[Begin RAW RECORDS]

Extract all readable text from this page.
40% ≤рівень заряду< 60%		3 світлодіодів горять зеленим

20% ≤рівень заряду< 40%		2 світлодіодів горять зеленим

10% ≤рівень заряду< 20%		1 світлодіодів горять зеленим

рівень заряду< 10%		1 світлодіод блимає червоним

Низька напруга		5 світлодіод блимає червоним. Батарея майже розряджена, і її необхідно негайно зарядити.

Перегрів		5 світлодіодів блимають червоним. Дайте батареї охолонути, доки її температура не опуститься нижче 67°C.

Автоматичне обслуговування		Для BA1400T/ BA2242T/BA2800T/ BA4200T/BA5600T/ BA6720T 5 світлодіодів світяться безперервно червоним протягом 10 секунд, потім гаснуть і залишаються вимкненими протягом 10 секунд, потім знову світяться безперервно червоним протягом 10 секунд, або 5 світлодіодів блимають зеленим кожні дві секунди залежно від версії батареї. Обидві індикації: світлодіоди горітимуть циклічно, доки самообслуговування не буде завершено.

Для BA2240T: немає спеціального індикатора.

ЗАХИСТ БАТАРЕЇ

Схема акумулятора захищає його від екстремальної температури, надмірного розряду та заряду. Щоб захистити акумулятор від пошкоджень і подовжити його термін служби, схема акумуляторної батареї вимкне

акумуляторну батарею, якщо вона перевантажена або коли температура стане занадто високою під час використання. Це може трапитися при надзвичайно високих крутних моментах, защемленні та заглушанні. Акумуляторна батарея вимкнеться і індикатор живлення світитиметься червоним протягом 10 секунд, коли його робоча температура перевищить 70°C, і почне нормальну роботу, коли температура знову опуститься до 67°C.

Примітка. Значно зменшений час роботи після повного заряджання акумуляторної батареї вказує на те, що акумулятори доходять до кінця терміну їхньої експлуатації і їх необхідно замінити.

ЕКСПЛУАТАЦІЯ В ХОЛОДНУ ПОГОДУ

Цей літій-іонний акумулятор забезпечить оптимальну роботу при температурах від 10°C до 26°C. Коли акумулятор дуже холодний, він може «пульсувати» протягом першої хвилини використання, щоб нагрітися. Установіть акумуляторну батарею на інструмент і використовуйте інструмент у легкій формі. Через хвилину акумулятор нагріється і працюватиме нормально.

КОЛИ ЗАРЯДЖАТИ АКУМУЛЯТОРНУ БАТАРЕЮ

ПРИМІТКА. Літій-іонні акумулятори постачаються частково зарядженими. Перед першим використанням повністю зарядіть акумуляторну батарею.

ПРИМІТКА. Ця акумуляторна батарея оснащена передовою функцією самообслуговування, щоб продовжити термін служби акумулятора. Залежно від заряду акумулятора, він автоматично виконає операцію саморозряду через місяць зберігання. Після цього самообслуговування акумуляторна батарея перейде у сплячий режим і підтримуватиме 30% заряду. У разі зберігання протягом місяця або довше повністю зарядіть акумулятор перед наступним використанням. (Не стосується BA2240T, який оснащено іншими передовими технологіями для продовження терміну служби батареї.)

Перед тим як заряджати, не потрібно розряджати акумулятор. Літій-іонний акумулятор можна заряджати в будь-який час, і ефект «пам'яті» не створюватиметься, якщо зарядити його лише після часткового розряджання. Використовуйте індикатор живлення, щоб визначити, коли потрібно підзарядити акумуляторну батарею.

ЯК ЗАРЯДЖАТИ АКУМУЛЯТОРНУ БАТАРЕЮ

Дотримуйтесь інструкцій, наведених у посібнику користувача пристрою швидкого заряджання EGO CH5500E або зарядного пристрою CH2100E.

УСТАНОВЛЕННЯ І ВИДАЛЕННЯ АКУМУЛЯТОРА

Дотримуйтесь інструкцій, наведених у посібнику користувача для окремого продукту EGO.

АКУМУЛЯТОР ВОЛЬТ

[End RAW RECORDS]

■ **INSTRUCTIONS FOR THE TASK**
Each line that holds the word "терміну" is to be copied.

■ **THE COMPLETED TASK**
Примітка. Значно зменшений час роботи після повного заряджання акумуляторної батареї вказує на те, що акумулятори доходять до кінця терміну їхньої експлуатації і їх необхідно замінити.
ПРИМІТКА. Ця акумуляторна батарея оснащена передовою функцією самообслуговування, щоб продовжити термін служби акумулятора. Залежно від заряду акумулятора, він автоматично виконає операцію саморозряду через місяць зберігання. Після цього самообслуговування акумуляторна батарея перейде у сплячий режим і підтримуватиме 30% заряду. У разі зберігання протягом місяця або довше повністю зарядіть акумулятор перед наступним використанням. (Не стосується BA2240T, який оснащено іншими передовими технологіями для продовження терміну служби батареї.)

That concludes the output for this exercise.